Items listed in a dataset:
━━━━━━━━━━

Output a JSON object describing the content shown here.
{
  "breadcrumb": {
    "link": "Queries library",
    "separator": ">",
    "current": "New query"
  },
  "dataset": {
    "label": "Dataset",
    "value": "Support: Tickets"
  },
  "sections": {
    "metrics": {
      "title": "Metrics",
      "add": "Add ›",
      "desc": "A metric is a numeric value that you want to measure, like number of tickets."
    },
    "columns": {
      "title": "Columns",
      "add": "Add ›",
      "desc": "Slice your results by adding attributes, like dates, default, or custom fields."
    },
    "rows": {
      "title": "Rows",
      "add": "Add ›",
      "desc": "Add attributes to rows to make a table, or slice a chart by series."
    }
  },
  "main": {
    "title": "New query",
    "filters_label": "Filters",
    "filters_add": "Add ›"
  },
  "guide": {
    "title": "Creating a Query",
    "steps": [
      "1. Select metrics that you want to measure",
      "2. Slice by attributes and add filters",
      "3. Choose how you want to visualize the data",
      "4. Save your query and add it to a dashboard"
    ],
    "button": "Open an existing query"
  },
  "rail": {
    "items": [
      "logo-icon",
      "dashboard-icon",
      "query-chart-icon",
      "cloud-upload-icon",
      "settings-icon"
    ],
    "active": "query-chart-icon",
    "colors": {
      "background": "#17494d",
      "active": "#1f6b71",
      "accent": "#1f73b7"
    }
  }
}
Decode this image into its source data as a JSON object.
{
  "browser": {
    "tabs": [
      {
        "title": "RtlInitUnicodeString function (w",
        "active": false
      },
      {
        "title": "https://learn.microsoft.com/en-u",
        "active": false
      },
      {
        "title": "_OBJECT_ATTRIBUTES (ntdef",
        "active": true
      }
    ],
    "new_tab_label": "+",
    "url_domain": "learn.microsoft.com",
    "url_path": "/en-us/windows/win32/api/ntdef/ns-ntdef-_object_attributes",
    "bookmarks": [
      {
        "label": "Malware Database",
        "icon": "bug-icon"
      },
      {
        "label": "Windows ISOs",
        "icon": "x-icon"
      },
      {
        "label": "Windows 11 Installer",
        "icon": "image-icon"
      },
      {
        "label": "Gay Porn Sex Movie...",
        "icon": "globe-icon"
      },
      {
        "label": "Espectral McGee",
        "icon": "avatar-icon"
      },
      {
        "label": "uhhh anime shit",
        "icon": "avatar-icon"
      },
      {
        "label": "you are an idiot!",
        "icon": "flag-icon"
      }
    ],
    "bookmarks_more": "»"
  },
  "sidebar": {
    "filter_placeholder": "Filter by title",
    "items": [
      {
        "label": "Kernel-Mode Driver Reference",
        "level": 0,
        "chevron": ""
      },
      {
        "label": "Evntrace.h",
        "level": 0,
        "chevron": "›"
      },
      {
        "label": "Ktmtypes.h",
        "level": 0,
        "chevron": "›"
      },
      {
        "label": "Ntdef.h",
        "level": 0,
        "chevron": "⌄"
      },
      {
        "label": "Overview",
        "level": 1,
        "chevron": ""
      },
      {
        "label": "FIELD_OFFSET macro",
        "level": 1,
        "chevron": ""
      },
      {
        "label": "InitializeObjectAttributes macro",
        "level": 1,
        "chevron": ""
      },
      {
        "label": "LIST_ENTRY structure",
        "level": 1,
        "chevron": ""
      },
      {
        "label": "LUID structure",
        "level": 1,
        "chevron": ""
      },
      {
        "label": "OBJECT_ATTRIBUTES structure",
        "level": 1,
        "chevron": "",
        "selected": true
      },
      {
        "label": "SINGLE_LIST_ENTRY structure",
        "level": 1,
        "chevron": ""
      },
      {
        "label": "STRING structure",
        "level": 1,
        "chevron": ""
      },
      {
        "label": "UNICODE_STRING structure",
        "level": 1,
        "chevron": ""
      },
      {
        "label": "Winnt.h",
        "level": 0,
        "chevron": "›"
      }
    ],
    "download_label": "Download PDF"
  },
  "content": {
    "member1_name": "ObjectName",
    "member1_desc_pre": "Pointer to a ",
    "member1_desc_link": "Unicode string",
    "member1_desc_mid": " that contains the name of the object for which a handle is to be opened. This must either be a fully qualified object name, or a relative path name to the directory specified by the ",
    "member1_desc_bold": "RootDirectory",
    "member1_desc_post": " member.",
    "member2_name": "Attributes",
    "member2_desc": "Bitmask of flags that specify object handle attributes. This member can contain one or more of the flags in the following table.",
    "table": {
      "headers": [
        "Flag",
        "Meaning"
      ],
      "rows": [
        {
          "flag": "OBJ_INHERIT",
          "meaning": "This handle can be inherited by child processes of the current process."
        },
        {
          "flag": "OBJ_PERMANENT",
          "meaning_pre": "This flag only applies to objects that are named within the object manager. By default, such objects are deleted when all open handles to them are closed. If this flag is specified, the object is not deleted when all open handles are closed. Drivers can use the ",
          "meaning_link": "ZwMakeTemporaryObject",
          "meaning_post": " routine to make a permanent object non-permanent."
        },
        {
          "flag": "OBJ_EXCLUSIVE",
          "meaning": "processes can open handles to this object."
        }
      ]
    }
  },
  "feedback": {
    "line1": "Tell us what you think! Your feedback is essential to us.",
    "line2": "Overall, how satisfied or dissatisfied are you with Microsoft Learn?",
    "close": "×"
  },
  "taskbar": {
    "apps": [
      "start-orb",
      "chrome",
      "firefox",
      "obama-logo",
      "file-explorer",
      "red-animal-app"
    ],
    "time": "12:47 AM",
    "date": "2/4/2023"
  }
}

━━━━━━━━━━

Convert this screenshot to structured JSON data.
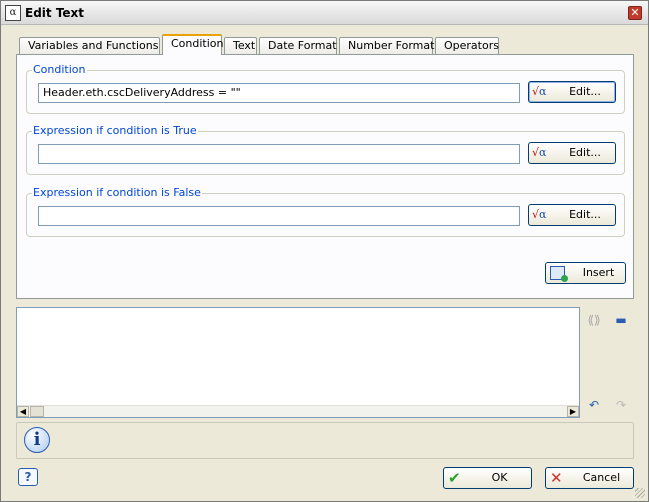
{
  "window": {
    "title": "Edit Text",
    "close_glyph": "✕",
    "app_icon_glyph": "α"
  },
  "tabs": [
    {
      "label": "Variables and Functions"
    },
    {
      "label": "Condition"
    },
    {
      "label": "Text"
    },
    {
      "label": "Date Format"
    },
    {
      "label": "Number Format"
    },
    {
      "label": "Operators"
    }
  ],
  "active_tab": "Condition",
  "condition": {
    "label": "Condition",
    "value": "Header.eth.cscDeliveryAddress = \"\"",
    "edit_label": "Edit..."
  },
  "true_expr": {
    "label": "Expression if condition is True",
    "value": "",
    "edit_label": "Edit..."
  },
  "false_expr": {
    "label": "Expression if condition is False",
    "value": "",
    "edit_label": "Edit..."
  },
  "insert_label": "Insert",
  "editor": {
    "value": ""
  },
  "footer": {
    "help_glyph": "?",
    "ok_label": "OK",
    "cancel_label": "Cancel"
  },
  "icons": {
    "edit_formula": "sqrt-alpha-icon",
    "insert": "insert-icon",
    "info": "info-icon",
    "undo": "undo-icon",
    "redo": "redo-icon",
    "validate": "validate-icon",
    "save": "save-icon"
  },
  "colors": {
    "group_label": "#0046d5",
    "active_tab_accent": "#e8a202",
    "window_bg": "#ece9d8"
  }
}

━━━━━━━━━━

[Problem to solve] Find each line that has the word "like", then copy it out.

[Task response]
      "desc": "A metric is a numeric value that you want to measure, like number of tickets."
      "desc": "Slice your results by adding attributes, like dates, default, or custom fields."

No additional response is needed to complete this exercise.